◆ What is required: Copy out all the lines where "aminosides" shows up.

◆ Data for the task:
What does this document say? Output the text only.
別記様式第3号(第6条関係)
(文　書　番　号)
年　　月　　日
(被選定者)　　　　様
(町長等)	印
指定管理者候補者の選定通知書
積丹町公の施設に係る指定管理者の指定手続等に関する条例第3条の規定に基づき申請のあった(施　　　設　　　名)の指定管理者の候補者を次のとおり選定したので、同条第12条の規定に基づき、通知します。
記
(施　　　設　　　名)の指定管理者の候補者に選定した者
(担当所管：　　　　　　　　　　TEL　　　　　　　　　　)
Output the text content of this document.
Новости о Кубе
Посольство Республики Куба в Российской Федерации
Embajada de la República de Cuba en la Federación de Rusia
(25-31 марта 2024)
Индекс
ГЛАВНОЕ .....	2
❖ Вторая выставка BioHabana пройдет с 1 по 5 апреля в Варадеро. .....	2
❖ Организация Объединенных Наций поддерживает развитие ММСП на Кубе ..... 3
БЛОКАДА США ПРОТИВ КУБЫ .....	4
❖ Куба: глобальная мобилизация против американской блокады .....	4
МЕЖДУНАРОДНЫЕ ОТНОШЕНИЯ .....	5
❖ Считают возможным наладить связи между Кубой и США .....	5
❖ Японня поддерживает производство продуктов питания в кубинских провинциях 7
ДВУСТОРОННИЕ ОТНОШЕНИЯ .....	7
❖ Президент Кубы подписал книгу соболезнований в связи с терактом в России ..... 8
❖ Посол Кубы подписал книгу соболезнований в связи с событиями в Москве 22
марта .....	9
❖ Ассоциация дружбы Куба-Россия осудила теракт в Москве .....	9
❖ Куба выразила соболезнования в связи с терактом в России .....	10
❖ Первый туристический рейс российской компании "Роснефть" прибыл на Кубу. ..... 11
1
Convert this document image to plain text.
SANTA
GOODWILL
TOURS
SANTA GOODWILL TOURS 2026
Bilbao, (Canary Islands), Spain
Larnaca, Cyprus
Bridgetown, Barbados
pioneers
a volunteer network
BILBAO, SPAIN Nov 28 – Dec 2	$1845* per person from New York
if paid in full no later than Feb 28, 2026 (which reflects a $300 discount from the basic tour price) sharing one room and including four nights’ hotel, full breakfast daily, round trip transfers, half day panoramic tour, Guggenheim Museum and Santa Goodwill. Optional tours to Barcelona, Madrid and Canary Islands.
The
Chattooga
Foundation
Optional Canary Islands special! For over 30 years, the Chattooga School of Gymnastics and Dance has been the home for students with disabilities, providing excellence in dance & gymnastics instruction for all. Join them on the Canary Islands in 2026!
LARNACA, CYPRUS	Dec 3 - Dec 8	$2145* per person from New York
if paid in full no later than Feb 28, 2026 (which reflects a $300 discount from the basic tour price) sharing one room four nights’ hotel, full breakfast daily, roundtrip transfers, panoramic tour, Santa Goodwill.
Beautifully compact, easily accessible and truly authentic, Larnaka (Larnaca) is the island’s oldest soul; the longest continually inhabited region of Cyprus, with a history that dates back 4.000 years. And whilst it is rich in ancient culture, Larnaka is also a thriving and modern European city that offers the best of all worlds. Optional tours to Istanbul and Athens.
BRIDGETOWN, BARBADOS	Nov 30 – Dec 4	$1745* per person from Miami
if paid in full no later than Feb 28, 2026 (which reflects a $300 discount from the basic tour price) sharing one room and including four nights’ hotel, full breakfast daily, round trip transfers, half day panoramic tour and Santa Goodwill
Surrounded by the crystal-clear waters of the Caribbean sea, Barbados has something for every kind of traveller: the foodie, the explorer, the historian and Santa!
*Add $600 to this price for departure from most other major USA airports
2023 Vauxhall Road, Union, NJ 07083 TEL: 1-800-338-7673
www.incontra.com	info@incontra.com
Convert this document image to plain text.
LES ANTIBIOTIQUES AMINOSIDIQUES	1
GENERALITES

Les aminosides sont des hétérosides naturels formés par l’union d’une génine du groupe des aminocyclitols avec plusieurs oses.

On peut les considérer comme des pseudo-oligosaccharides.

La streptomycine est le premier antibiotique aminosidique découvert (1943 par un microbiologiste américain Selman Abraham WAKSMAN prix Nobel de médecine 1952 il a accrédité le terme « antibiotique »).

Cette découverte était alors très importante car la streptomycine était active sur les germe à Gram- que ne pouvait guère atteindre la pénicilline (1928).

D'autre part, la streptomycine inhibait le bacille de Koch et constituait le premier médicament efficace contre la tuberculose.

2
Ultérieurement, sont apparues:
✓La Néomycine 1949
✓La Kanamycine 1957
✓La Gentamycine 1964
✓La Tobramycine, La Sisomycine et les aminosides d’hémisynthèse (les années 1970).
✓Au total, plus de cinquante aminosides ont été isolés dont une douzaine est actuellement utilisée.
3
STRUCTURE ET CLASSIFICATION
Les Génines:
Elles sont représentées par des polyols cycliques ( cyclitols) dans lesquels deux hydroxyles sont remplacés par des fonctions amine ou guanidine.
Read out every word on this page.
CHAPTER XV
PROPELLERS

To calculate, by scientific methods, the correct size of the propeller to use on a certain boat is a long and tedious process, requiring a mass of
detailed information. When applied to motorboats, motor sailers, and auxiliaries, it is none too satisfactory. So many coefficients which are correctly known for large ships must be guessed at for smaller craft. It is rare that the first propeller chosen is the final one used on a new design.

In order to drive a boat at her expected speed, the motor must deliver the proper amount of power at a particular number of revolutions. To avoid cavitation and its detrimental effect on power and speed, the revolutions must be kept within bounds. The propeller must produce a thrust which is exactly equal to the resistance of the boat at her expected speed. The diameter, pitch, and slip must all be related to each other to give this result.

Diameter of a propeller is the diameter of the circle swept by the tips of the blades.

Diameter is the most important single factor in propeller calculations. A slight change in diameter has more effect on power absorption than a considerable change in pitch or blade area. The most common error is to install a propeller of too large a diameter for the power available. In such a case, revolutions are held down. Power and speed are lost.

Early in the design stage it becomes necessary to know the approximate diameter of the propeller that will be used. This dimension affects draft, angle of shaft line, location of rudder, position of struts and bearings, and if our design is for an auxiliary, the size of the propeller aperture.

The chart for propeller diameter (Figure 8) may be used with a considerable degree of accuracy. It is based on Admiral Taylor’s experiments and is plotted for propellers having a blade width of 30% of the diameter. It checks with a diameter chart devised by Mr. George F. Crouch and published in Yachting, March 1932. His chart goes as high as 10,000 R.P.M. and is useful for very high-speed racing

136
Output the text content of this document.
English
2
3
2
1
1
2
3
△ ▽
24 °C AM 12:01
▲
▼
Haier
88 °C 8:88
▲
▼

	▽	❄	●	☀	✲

◆ Output below:
Les aminosides sont des hétérosides naturels formés par l’union d’une génine du groupe des aminocyclitols avec plusieurs oses.
✓La Tobramycine, La Sisomycine et les aminosides d’hémisynthèse (les années 1970).
✓Au total, plus de cinquante aminosides ont été isolés dont une douzaine est actuellement utilisée.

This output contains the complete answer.